* **Given information**:

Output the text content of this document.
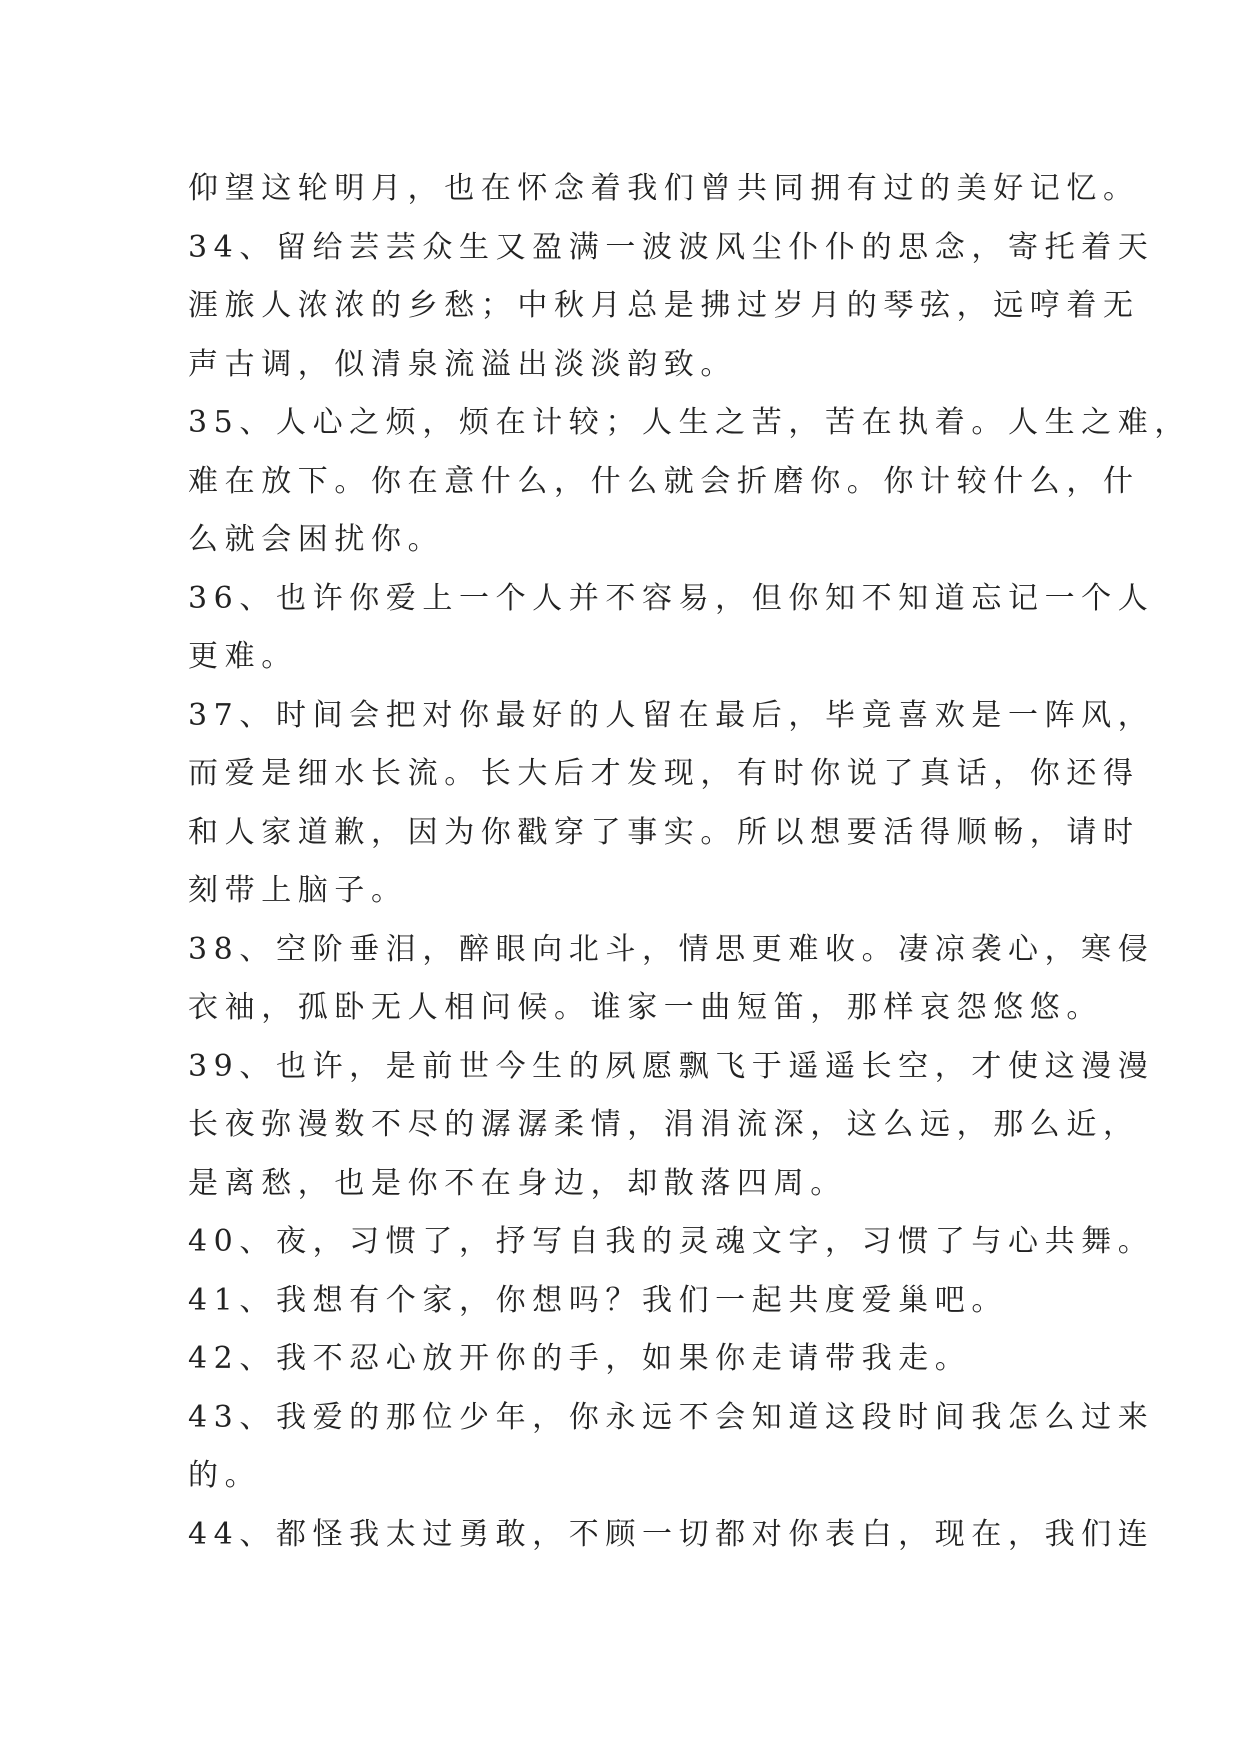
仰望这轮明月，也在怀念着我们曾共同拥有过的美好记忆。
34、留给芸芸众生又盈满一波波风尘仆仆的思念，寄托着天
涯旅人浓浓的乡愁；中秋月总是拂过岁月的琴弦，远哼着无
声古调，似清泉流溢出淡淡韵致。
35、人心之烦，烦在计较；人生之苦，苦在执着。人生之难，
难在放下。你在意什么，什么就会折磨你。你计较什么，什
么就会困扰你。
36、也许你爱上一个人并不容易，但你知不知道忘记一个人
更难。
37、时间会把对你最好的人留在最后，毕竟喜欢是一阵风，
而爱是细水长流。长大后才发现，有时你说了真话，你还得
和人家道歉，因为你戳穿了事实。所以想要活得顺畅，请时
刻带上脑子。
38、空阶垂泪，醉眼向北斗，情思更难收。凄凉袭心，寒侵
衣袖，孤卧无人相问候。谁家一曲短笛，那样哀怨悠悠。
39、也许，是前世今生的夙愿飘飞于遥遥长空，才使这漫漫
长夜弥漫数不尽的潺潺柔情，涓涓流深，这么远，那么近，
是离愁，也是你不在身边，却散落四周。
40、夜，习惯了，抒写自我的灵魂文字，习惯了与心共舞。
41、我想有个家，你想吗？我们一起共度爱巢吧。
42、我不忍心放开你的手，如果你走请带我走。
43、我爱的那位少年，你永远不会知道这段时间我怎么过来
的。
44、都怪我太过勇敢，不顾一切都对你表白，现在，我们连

--

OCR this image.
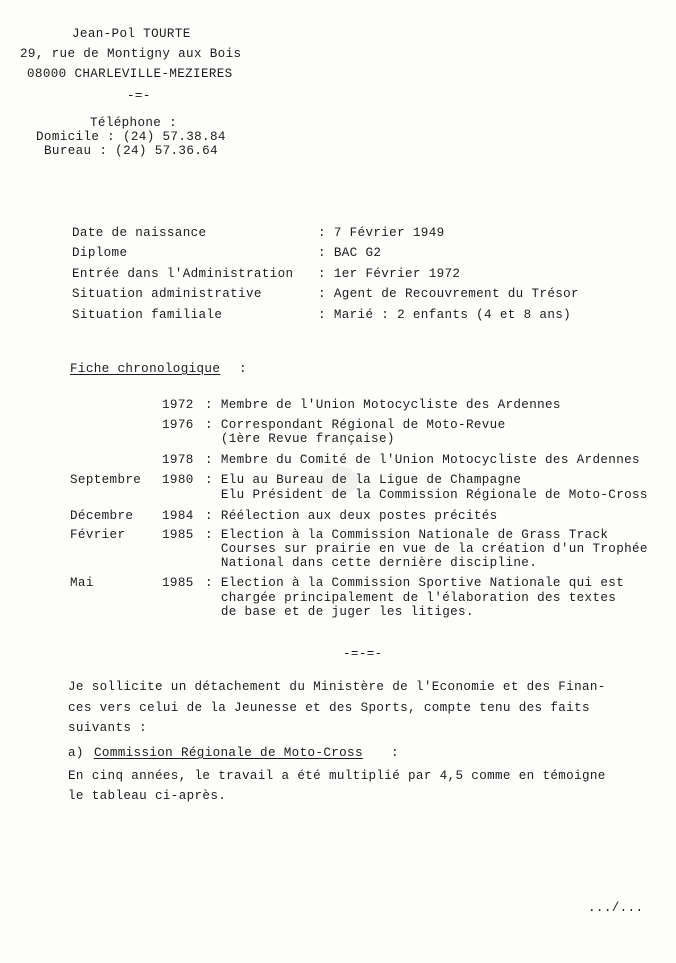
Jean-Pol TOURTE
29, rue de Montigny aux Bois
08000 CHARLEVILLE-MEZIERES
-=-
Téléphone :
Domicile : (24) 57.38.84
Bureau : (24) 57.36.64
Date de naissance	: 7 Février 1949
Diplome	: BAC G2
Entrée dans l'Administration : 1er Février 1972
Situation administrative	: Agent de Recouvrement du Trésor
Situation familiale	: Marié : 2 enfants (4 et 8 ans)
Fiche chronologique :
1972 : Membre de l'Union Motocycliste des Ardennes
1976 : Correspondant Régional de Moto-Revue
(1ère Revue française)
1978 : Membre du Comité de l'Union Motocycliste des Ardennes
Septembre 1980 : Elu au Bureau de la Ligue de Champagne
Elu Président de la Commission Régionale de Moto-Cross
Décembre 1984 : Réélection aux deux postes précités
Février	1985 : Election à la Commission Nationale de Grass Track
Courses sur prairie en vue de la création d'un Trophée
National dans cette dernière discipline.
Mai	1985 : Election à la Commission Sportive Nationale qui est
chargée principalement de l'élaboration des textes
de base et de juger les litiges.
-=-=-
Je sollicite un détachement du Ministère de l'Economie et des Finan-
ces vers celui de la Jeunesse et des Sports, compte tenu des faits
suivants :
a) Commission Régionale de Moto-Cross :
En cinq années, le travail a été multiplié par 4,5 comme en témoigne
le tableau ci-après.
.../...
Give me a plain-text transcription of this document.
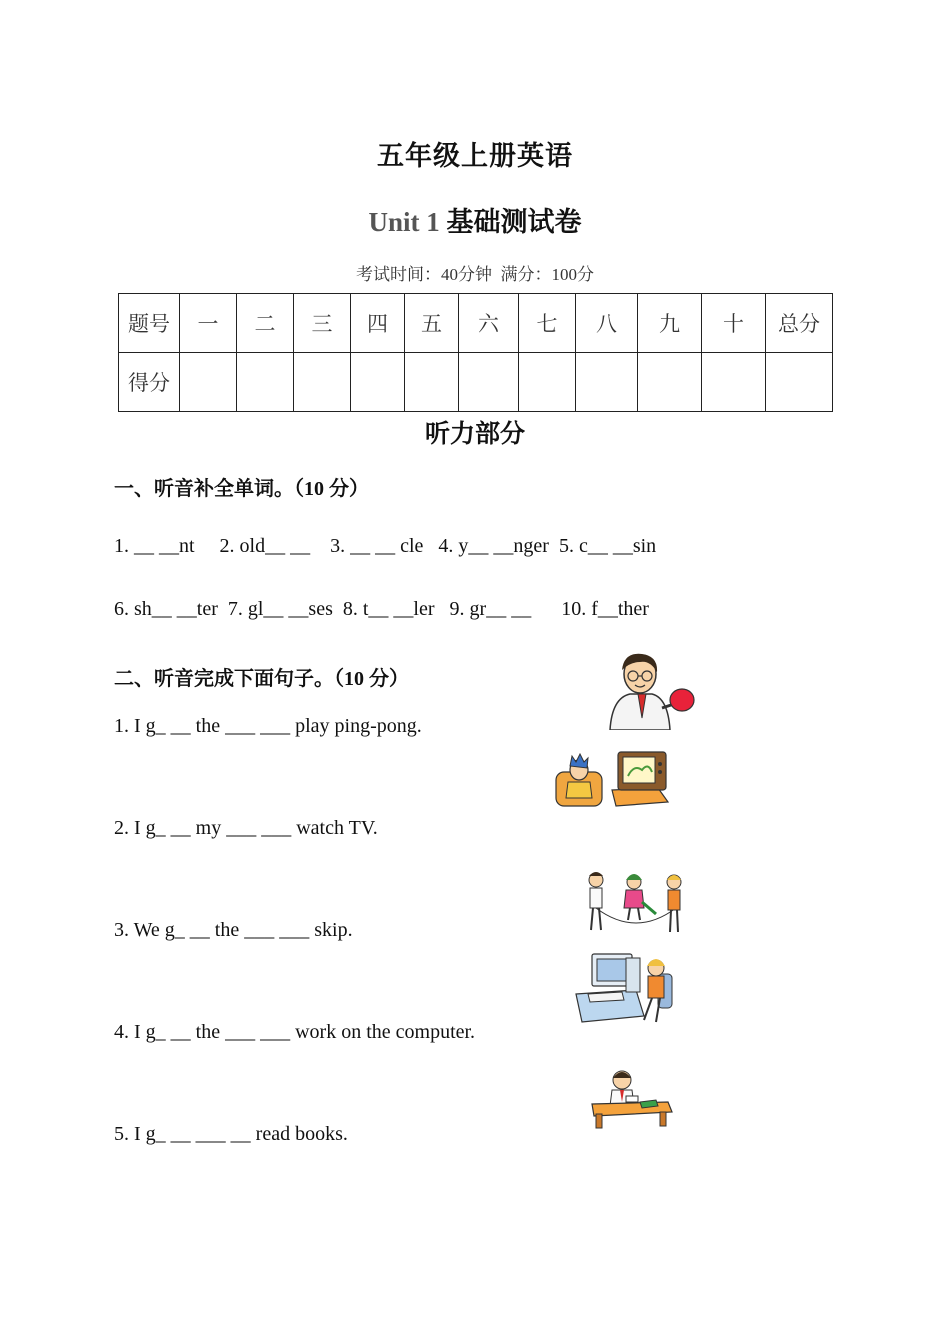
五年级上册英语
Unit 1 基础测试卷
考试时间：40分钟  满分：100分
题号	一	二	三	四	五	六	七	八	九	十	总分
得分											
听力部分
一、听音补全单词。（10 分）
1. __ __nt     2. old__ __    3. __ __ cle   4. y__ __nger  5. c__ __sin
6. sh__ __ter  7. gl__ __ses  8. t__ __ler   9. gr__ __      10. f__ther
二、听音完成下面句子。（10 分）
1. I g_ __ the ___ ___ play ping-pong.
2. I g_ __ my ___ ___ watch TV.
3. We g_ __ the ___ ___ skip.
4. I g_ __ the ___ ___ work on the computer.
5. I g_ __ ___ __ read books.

==

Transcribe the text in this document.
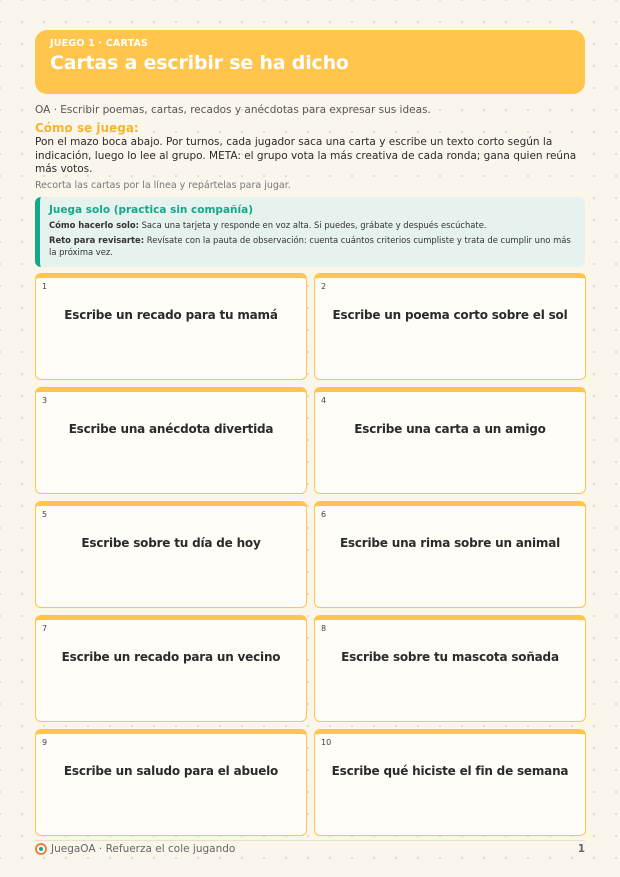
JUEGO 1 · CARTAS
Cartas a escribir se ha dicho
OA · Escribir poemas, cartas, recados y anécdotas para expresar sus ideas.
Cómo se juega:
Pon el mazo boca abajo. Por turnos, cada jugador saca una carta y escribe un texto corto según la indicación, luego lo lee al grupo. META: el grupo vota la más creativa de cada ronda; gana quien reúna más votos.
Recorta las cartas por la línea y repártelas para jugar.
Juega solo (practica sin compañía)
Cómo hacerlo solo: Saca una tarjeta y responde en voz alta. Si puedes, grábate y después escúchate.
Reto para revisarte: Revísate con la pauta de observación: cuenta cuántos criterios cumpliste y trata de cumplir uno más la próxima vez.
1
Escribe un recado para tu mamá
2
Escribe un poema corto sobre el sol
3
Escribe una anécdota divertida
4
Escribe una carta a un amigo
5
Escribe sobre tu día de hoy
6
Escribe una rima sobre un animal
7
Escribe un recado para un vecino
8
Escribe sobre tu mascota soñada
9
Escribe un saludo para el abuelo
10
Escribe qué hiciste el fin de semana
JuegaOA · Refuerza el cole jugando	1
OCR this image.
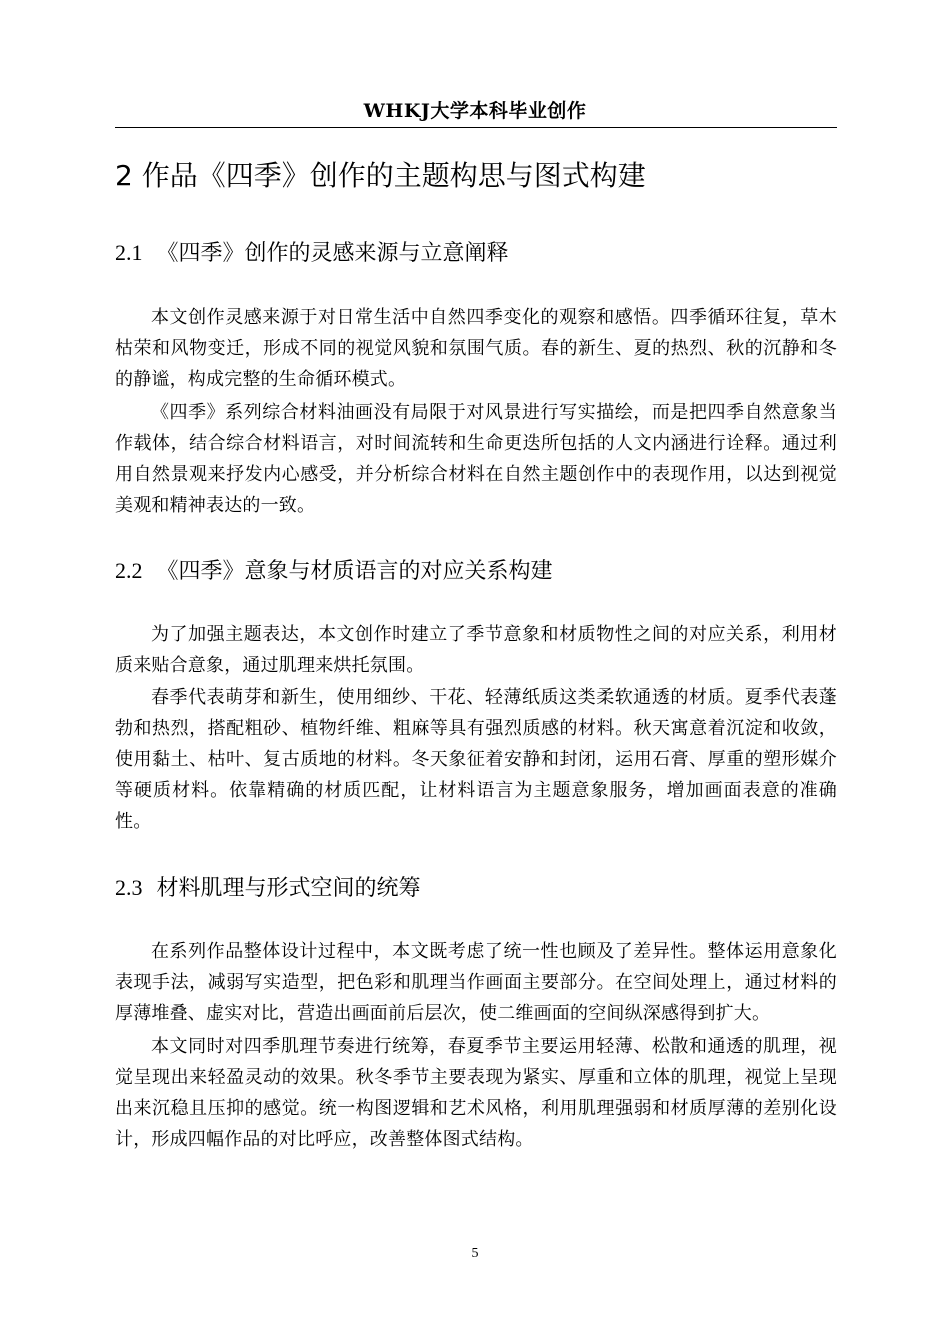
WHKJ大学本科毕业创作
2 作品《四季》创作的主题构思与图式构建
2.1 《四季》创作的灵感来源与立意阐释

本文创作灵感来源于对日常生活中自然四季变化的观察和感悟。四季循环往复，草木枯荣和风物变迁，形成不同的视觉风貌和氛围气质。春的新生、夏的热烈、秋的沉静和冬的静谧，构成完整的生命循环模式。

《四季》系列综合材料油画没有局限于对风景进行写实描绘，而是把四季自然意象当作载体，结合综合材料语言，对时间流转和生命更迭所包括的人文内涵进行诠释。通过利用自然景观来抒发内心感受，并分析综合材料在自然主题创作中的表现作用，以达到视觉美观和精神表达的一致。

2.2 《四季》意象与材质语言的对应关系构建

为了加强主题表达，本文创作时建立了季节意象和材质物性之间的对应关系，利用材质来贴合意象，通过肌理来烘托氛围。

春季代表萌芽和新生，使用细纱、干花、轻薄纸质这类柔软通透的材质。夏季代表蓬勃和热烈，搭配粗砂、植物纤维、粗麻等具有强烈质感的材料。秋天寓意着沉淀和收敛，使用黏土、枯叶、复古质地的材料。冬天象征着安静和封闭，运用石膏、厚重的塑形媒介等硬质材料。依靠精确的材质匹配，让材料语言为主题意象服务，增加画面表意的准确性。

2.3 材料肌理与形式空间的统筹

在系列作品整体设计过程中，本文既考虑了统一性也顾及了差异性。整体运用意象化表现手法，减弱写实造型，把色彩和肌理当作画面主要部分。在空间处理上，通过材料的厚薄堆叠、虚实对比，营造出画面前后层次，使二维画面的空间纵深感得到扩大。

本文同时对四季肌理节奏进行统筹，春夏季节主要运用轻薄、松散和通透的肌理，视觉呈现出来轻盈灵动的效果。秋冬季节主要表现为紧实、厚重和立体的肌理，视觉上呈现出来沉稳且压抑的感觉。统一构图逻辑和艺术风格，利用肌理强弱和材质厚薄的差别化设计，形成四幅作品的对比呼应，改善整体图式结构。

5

* **Given exercise**:
Search the data for "document". Copy every matching line.

* **Solution below**:
Output the text content of this document.
Give me a plain-text transcription of this document.
Transcribe the text in this document.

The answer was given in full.